Problem details: From the listing below, pull each line that includes "title".

Material provided:
--- Start ---

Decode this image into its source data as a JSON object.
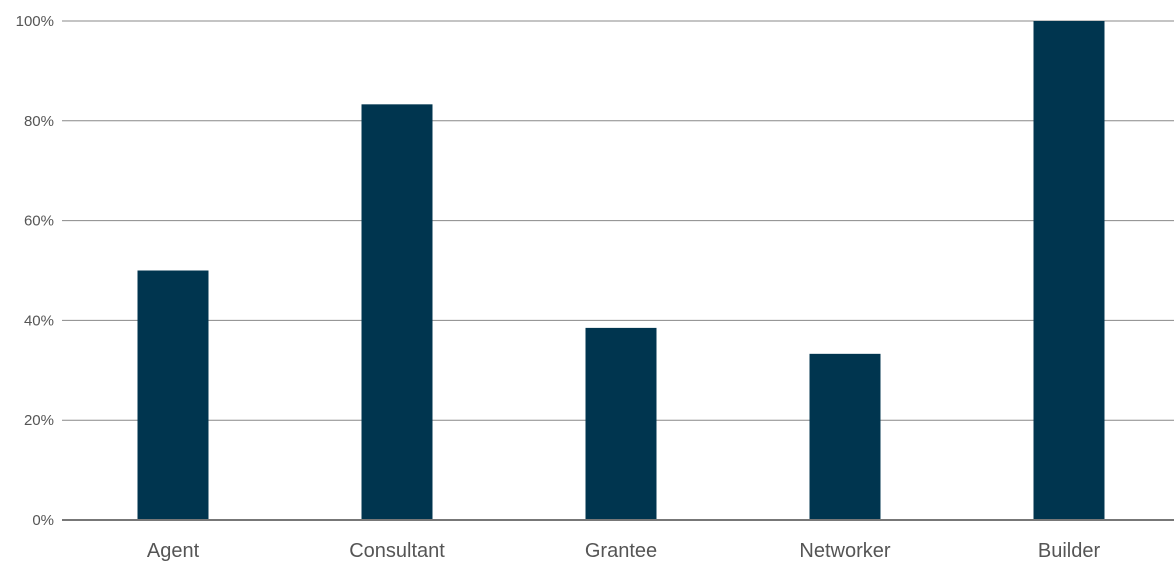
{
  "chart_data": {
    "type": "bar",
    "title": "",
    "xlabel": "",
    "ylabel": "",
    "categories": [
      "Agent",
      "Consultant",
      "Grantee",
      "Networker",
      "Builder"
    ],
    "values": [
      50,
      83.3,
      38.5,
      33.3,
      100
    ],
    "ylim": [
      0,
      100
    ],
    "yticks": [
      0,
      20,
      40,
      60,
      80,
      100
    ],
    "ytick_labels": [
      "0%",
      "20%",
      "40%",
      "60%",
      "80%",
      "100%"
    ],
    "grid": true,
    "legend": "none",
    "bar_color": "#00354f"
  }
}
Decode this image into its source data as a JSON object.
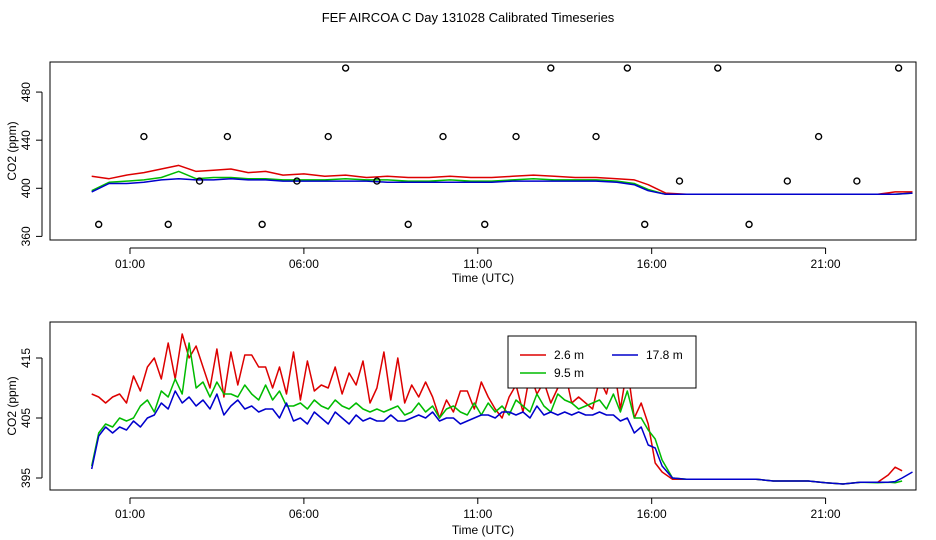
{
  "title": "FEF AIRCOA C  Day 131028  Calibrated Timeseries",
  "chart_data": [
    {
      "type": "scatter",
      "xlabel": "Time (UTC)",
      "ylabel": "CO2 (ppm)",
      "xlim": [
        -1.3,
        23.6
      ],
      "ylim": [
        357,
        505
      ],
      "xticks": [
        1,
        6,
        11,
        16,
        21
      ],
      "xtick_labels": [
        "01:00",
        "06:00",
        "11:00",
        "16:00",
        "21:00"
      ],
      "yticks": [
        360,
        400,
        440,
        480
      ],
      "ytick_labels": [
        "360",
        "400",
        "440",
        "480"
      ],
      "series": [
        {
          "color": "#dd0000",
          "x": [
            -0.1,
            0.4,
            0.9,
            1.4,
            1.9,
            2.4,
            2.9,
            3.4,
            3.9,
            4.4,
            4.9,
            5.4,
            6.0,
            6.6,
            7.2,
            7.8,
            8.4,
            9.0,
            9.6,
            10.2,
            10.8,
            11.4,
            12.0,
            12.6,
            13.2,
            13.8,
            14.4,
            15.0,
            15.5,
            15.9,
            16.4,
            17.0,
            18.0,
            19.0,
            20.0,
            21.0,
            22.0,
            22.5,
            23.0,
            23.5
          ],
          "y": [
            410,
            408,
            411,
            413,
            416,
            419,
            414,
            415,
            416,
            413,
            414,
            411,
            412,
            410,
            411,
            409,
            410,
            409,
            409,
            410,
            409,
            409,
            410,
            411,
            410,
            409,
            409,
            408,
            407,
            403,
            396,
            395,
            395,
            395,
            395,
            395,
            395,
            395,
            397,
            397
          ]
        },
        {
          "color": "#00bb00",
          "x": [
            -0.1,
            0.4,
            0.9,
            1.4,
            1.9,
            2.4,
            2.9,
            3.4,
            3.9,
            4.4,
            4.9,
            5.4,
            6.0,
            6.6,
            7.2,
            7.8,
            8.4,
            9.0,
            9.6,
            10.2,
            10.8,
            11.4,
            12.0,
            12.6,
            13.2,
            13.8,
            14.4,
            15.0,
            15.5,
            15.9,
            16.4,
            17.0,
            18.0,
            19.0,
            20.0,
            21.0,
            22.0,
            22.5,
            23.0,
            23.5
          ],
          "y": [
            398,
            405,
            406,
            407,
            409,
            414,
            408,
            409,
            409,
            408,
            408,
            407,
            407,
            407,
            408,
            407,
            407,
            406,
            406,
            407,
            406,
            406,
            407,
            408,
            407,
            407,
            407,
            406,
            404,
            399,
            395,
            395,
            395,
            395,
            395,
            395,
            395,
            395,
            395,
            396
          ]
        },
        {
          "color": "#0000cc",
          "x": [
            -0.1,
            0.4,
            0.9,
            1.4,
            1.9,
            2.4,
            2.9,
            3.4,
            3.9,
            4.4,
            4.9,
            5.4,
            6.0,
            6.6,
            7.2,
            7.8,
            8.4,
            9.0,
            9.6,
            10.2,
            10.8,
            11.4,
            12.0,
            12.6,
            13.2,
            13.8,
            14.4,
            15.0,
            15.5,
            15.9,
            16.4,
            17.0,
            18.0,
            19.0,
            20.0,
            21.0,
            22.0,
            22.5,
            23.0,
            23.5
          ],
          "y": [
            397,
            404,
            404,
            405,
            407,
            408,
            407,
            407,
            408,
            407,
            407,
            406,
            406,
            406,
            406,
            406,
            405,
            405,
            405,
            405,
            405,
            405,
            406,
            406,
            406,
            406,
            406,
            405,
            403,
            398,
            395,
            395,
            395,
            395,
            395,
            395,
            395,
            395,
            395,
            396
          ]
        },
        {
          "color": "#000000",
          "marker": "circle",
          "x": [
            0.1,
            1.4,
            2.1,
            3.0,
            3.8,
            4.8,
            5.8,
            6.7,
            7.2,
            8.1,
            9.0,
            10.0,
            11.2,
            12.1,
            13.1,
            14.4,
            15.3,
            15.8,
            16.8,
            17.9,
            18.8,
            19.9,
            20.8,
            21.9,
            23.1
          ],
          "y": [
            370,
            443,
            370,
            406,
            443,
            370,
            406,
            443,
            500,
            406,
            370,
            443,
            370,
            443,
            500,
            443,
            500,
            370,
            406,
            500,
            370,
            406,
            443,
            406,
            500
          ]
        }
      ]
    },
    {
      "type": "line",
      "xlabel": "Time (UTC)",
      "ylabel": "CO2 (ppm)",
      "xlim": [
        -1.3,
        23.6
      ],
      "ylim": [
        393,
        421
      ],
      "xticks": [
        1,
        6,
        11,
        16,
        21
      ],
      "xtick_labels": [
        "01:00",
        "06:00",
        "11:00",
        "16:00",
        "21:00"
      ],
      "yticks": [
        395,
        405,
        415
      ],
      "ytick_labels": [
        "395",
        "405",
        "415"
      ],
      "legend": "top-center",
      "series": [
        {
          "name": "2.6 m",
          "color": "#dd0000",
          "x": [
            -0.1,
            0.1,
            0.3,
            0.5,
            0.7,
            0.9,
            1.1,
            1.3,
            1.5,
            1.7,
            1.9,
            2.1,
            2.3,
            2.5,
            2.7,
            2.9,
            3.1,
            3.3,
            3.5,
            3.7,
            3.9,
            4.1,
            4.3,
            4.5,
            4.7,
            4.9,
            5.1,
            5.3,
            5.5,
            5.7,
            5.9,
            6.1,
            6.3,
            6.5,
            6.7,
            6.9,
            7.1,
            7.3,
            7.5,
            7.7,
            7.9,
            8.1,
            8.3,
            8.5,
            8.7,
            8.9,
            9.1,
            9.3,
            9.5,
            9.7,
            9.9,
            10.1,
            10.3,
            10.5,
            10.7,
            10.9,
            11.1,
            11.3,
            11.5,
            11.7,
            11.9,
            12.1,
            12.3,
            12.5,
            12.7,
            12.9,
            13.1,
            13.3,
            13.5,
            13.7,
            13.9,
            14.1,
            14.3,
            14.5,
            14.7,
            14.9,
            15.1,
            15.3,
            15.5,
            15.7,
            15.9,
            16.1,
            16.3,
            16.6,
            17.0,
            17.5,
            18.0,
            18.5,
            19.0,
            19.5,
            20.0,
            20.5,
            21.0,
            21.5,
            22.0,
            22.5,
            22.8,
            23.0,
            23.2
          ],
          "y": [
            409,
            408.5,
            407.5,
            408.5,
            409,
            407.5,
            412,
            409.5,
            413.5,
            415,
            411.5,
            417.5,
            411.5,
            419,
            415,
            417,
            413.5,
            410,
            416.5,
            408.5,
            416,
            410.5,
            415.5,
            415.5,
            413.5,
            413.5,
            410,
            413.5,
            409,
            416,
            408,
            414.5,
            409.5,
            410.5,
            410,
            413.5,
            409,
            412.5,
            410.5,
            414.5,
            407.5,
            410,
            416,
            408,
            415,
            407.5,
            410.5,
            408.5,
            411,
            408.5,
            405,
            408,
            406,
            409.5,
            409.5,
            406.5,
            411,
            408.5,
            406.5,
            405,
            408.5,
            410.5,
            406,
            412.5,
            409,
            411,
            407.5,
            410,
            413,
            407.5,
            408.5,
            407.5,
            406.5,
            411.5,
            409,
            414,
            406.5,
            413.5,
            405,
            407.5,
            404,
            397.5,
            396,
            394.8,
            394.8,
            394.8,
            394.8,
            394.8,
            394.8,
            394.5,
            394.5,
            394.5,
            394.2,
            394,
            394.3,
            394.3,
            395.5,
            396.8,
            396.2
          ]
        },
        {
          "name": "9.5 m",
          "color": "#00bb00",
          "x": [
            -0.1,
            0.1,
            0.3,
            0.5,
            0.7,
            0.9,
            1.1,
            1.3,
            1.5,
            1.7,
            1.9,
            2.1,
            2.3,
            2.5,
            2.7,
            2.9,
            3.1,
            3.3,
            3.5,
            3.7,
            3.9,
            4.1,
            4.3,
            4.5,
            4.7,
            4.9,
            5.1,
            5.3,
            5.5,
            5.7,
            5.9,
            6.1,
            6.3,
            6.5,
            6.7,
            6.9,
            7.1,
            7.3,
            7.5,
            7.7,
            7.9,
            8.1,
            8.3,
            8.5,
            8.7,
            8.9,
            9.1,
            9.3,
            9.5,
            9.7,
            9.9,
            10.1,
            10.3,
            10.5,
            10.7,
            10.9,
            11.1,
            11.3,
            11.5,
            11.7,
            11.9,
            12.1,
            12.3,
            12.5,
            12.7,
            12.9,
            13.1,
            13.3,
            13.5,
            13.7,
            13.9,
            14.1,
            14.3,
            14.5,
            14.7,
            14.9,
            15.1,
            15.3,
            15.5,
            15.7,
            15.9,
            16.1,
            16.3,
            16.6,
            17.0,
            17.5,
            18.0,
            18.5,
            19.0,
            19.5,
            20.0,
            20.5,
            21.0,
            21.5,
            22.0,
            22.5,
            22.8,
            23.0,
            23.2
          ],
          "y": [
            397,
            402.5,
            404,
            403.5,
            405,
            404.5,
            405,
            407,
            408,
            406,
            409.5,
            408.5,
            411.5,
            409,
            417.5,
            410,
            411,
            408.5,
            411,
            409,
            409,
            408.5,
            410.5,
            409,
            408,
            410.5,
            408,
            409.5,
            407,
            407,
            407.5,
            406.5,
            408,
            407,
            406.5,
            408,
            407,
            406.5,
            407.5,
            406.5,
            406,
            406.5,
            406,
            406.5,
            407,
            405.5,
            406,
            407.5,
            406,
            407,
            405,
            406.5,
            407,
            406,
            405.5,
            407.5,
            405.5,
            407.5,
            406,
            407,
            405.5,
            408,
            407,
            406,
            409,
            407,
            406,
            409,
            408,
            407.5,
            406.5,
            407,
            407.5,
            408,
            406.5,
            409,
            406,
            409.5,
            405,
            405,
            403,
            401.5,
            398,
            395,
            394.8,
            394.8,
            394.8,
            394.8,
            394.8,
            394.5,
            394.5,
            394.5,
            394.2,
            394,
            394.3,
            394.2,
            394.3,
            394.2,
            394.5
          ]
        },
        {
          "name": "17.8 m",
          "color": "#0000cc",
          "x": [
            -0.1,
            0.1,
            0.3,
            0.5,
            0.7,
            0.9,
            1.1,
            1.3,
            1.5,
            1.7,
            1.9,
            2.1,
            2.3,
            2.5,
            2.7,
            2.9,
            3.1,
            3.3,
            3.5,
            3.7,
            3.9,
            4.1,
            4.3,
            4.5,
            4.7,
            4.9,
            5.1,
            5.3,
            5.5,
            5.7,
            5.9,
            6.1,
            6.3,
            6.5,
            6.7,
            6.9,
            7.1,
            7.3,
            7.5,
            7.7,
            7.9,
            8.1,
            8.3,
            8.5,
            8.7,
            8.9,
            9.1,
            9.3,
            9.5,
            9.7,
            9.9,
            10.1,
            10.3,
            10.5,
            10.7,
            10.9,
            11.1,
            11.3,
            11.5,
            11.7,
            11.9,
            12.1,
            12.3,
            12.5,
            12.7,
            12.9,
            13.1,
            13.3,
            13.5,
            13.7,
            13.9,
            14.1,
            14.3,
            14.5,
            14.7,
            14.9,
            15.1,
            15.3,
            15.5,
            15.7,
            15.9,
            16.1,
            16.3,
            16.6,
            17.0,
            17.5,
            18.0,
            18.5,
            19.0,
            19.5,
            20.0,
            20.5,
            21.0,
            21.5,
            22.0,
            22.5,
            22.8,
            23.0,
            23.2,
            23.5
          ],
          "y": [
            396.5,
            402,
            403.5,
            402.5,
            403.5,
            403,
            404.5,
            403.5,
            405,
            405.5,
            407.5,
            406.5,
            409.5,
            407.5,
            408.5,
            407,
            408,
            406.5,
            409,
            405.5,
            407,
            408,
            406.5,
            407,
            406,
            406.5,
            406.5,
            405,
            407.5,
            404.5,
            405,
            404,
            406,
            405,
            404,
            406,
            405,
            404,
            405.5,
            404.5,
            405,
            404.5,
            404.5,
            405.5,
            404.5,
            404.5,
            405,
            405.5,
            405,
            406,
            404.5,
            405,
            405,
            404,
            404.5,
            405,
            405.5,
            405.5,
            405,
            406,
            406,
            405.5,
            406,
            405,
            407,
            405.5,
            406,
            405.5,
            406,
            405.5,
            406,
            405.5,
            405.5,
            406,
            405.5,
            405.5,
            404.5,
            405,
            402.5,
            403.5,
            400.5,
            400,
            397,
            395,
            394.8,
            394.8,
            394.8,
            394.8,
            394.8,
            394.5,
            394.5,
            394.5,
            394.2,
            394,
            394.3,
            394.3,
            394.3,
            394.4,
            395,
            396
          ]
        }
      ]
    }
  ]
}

--- End ---

Written response:
    "title": "",
  "title": "FEF AIRCOA C  Day 131028  Calibrated Timeseries",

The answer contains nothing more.